<<<<
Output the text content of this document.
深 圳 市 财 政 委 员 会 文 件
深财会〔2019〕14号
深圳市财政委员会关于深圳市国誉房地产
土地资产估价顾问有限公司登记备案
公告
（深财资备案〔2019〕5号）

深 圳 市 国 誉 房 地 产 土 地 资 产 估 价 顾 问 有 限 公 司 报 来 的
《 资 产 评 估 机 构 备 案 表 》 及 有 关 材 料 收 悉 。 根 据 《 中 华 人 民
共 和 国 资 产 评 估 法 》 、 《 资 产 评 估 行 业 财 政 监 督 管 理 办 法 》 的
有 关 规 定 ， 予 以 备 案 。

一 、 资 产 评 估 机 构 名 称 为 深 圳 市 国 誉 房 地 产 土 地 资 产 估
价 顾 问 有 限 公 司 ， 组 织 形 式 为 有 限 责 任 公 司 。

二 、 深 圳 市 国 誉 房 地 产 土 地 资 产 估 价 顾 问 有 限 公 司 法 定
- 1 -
>>>>
* **AIM OF THE TASK**: Using the material above, print every entry exactly as written.

* **SOLUTION**:
Output the text content of this document.
深 圳 市 财 政 委 员 会 文 件
深财会〔2019〕14号
深圳市财政委员会关于深圳市国誉房地产
土地资产估价顾问有限公司登记备案
公告
（深财资备案〔2019〕5号）

深 圳 市 国 誉 房 地 产 土 地 资 产 估 价 顾 问 有 限 公 司 报 来 的
《 资 产 评 估 机 构 备 案 表 》 及 有 关 材 料 收 悉 。 根 据 《 中 华 人 民
共 和 国 资 产 评 估 法 》 、 《 资 产 评 估 行 业 财 政 监 督 管 理 办 法 》 的
有 关 规 定 ， 予 以 备 案 。

一 、 资 产 评 估 机 构 名 称 为 深 圳 市 国 誉 房 地 产 土 地 资 产 估
价 顾 问 有 限 公 司 ， 组 织 形 式 为 有 限 责 任 公 司 。

二 、 深 圳 市 国 誉 房 地 产 土 地 资 产 估 价 顾 问 有 限 公 司 法 定
- 1 -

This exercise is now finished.